> YOUR TASK
Gather up the lines with the word "name" in them.

-- start of DATA EXTRACT --

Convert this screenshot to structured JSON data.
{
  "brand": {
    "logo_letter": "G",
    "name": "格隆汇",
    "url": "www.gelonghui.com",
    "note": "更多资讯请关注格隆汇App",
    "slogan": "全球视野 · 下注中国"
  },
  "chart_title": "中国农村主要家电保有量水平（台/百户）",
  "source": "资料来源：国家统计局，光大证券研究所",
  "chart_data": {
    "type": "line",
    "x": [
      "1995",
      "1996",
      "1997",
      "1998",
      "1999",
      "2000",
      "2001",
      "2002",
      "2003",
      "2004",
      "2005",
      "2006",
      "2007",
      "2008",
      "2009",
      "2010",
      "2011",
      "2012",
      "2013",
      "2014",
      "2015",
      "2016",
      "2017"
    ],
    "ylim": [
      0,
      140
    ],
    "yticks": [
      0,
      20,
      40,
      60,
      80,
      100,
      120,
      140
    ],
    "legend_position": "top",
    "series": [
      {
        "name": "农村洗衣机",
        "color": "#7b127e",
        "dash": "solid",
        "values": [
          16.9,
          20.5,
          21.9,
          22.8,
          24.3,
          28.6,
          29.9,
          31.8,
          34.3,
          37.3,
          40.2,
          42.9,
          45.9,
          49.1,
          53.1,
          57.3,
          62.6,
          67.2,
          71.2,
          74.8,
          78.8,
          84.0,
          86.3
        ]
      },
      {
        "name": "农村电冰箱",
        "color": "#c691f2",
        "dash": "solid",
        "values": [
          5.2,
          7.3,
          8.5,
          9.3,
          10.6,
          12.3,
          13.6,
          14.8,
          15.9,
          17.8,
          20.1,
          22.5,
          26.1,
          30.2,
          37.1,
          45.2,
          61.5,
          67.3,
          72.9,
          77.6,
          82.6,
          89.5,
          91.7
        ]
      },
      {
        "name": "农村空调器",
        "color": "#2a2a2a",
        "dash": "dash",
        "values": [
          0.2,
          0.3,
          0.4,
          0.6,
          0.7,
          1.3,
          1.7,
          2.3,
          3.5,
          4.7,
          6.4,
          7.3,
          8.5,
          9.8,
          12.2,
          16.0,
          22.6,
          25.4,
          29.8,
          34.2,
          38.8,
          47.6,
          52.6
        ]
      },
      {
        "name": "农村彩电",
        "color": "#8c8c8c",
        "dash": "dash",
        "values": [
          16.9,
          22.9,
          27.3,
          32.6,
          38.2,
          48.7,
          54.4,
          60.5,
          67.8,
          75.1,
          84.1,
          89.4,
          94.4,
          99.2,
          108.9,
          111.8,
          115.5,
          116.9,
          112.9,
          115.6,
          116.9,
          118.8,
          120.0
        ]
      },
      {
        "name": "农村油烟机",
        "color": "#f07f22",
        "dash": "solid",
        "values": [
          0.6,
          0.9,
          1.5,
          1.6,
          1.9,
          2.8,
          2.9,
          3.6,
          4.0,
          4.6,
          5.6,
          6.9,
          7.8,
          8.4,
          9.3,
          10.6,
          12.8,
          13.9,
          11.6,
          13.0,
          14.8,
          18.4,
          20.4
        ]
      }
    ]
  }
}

-- end of DATA EXTRACT --

> TASK OUTPUT
    "name": "格隆汇",
        "name": "农村洗衣机",
        "name": "农村电冰箱",
        "name": "农村空调器",
        "name": "农村彩电",
        "name": "农村油烟机",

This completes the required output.